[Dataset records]
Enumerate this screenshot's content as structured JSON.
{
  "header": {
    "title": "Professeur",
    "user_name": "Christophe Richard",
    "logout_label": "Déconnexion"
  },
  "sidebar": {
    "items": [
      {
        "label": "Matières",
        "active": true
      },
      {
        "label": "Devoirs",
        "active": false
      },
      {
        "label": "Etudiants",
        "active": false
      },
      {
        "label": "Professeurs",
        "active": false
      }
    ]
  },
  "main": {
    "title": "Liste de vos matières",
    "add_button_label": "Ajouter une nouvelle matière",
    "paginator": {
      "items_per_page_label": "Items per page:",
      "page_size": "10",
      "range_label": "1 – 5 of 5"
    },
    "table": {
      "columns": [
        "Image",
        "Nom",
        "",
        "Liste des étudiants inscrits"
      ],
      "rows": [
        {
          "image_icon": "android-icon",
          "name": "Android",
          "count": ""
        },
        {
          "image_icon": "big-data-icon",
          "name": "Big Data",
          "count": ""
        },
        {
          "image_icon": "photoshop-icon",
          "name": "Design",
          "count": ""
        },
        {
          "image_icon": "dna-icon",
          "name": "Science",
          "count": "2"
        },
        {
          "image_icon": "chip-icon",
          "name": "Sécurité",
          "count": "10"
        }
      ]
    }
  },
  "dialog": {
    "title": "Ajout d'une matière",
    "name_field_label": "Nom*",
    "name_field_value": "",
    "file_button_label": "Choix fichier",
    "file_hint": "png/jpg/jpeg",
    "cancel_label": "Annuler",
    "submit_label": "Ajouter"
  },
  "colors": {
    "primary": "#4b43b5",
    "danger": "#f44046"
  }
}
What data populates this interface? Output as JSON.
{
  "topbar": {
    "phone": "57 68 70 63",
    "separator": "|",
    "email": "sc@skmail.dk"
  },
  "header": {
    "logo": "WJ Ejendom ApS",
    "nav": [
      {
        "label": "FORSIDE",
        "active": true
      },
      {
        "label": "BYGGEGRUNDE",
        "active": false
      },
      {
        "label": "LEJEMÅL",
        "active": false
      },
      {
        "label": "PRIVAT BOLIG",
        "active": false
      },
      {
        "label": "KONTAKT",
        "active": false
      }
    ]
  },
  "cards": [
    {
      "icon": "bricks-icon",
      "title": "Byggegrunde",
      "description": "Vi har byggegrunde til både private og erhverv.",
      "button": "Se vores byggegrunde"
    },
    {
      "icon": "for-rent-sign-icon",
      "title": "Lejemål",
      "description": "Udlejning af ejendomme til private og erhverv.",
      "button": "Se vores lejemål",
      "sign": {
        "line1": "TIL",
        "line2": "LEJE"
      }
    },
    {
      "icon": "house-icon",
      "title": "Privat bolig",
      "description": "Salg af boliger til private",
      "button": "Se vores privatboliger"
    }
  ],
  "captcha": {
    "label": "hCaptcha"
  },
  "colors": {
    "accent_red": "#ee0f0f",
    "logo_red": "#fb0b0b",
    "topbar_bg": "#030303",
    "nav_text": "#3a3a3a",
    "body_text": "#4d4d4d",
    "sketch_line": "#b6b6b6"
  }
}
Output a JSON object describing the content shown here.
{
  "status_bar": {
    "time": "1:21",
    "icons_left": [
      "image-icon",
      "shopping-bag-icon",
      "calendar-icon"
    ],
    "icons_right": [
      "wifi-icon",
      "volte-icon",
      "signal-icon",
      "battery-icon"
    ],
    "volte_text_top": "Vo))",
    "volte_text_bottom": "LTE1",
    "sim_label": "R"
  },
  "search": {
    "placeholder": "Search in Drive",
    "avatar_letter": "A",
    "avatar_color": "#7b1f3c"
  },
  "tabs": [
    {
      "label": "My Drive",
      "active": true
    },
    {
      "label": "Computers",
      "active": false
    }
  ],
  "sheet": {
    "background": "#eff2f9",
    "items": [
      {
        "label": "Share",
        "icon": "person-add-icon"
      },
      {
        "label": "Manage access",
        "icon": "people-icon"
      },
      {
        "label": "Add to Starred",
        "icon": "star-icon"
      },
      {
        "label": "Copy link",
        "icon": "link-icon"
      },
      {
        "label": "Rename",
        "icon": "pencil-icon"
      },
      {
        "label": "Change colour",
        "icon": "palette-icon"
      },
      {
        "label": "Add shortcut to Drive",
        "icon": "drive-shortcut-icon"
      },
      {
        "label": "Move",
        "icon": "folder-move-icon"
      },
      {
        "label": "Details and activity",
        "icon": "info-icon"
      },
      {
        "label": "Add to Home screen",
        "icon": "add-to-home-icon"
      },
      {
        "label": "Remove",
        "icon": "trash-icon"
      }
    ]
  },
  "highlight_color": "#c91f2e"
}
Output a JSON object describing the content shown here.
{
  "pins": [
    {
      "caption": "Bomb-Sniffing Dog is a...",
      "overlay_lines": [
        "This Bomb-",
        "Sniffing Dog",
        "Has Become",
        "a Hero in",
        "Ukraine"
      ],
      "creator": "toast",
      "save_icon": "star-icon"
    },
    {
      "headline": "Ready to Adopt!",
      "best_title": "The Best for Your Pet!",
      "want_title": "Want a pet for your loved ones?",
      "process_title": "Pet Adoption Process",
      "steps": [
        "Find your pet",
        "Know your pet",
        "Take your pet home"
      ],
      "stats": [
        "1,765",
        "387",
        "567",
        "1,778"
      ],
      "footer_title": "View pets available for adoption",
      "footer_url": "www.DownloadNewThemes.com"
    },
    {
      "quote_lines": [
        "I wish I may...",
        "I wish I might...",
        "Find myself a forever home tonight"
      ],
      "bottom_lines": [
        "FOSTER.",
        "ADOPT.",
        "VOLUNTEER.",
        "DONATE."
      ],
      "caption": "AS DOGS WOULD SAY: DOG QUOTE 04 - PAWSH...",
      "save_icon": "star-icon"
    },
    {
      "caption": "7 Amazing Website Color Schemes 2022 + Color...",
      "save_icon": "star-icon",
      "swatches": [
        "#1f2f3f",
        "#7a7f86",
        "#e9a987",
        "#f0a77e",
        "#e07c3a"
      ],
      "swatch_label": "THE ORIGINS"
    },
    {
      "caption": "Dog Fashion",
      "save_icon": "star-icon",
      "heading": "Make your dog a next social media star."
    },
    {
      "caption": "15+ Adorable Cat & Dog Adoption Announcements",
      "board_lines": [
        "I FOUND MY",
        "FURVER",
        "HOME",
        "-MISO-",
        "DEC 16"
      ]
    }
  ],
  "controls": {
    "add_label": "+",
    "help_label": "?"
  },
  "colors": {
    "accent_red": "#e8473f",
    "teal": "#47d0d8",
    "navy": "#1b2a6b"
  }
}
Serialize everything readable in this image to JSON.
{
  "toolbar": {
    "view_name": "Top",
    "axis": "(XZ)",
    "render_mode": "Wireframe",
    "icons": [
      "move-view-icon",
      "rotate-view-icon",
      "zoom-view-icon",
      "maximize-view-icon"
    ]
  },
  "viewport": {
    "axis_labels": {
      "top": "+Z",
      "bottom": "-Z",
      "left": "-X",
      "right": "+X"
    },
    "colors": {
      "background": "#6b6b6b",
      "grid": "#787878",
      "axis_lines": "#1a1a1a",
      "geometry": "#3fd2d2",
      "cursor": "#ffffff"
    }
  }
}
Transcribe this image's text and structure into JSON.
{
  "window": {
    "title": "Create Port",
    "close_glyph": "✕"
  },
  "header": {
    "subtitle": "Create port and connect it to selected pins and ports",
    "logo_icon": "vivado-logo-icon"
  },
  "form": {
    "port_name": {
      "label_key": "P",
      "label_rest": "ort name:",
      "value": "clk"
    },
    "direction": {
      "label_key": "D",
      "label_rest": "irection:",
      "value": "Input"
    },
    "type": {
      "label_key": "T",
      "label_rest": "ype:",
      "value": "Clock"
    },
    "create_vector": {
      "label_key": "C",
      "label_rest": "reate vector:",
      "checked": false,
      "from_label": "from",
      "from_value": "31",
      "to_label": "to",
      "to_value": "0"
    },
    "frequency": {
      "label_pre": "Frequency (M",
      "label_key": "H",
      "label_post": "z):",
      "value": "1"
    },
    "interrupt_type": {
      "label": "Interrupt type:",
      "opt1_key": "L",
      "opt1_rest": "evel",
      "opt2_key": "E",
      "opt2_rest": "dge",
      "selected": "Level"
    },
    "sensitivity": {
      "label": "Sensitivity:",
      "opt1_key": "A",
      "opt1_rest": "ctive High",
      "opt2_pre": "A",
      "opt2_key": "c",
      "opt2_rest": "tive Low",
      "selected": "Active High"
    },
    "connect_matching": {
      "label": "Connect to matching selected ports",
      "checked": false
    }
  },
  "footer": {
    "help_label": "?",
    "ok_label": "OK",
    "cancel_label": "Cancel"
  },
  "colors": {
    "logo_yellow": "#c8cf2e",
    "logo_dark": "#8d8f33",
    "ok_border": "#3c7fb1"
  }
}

• _Your goal_: Extract every line containing the string "vores" from the data above.

• _Output_:
      "button": "Se vores byggegrunde"
      "button": "Se vores lejemål",
      "button": "Se vores privatboliger"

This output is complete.